- **SET PROBLEM**
The entries below should be given again exactly, minus their pictures.

— BEGIN INFORMATION SHOWN —

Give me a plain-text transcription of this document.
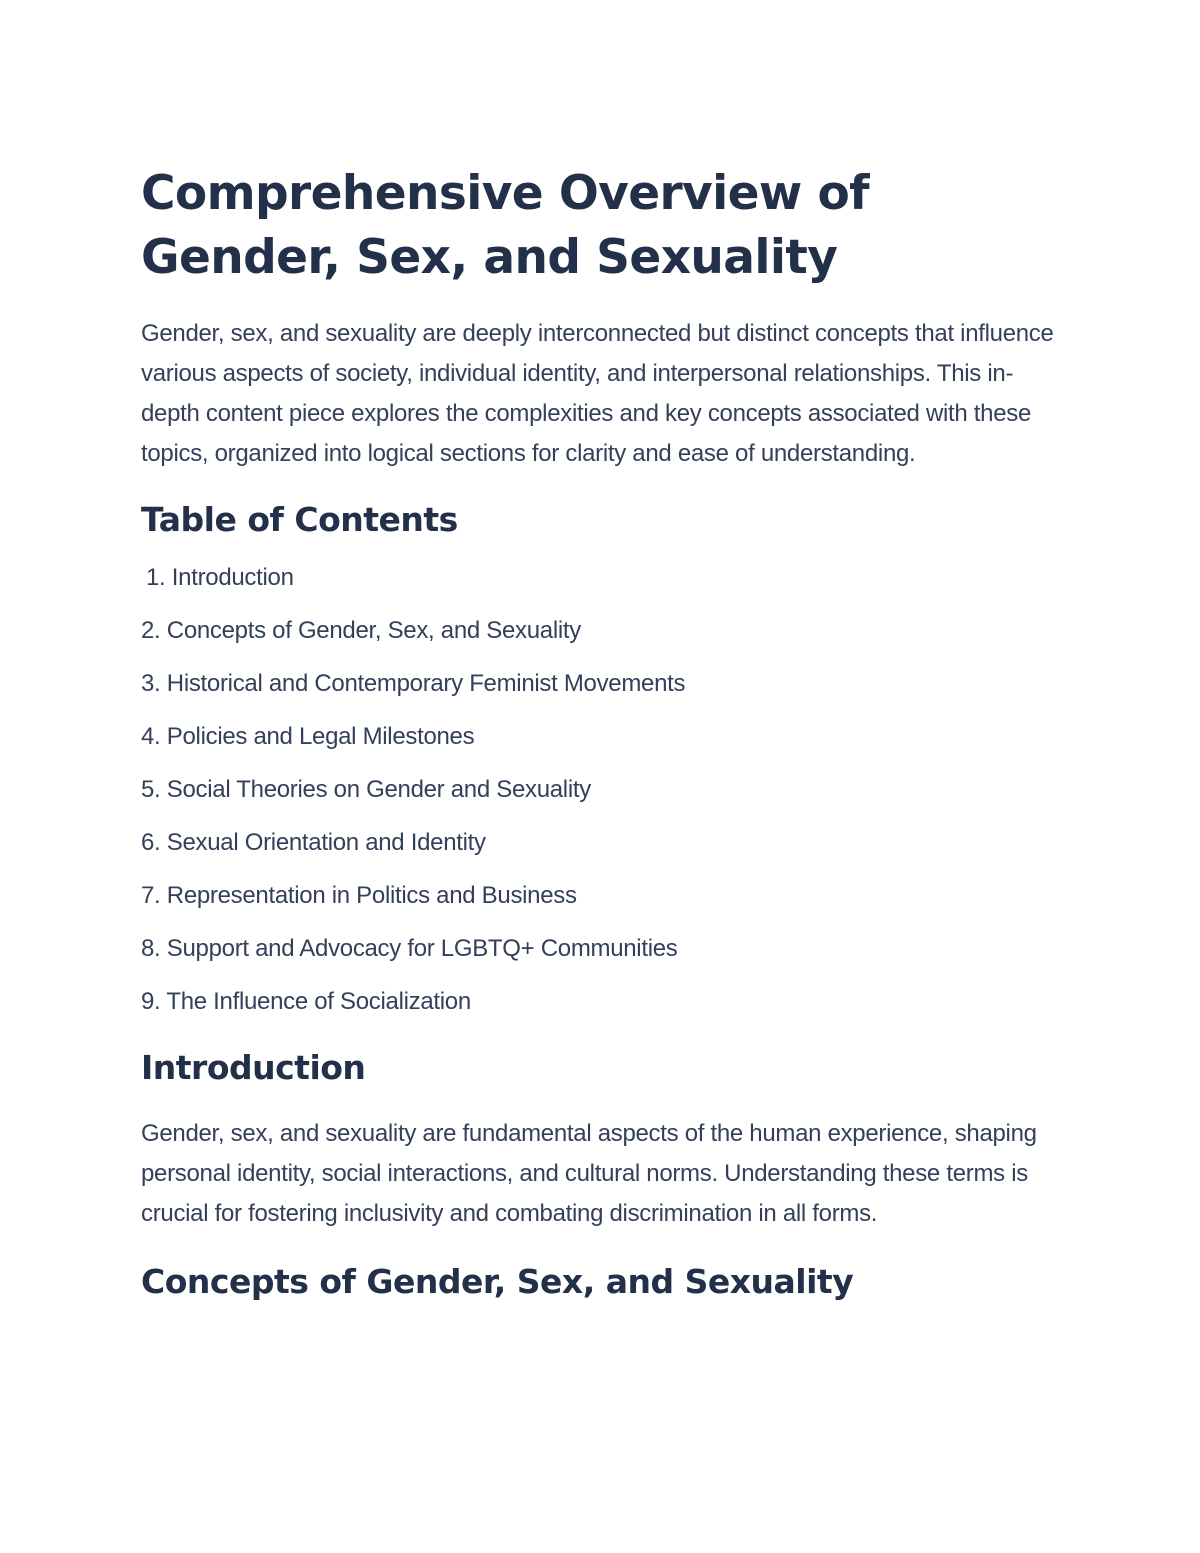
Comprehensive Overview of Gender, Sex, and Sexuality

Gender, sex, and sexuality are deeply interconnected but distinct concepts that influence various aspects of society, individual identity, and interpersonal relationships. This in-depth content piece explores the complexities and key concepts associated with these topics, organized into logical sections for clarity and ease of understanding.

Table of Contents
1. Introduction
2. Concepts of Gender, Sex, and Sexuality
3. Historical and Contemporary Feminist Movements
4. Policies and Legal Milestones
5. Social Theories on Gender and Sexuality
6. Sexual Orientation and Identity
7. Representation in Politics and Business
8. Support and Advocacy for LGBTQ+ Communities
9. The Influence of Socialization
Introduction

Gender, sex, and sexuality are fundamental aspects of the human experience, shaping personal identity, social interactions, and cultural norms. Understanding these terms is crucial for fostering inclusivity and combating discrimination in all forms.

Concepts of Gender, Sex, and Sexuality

— END INFORMATION SHOWN —

- **SOLUTION**
Give me a plain-text transcription of this document.
Comprehensive Overview of Gender, Sex, and Sexuality

Gender, sex, and sexuality are deeply interconnected but distinct concepts that influence various aspects of society, individual identity, and interpersonal relationships. This in-depth content piece explores the complexities and key concepts associated with these topics, organized into logical sections for clarity and ease of understanding.

Table of Contents
1. Introduction
2. Concepts of Gender, Sex, and Sexuality
3. Historical and Contemporary Feminist Movements
4. Policies and Legal Milestones
5. Social Theories on Gender and Sexuality
6. Sexual Orientation and Identity
7. Representation in Politics and Business
8. Support and Advocacy for LGBTQ+ Communities
9. The Influence of Socialization
Introduction

Gender, sex, and sexuality are fundamental aspects of the human experience, shaping personal identity, social interactions, and cultural norms. Understanding these terms is crucial for fostering inclusivity and combating discrimination in all forms.

Concepts of Gender, Sex, and Sexuality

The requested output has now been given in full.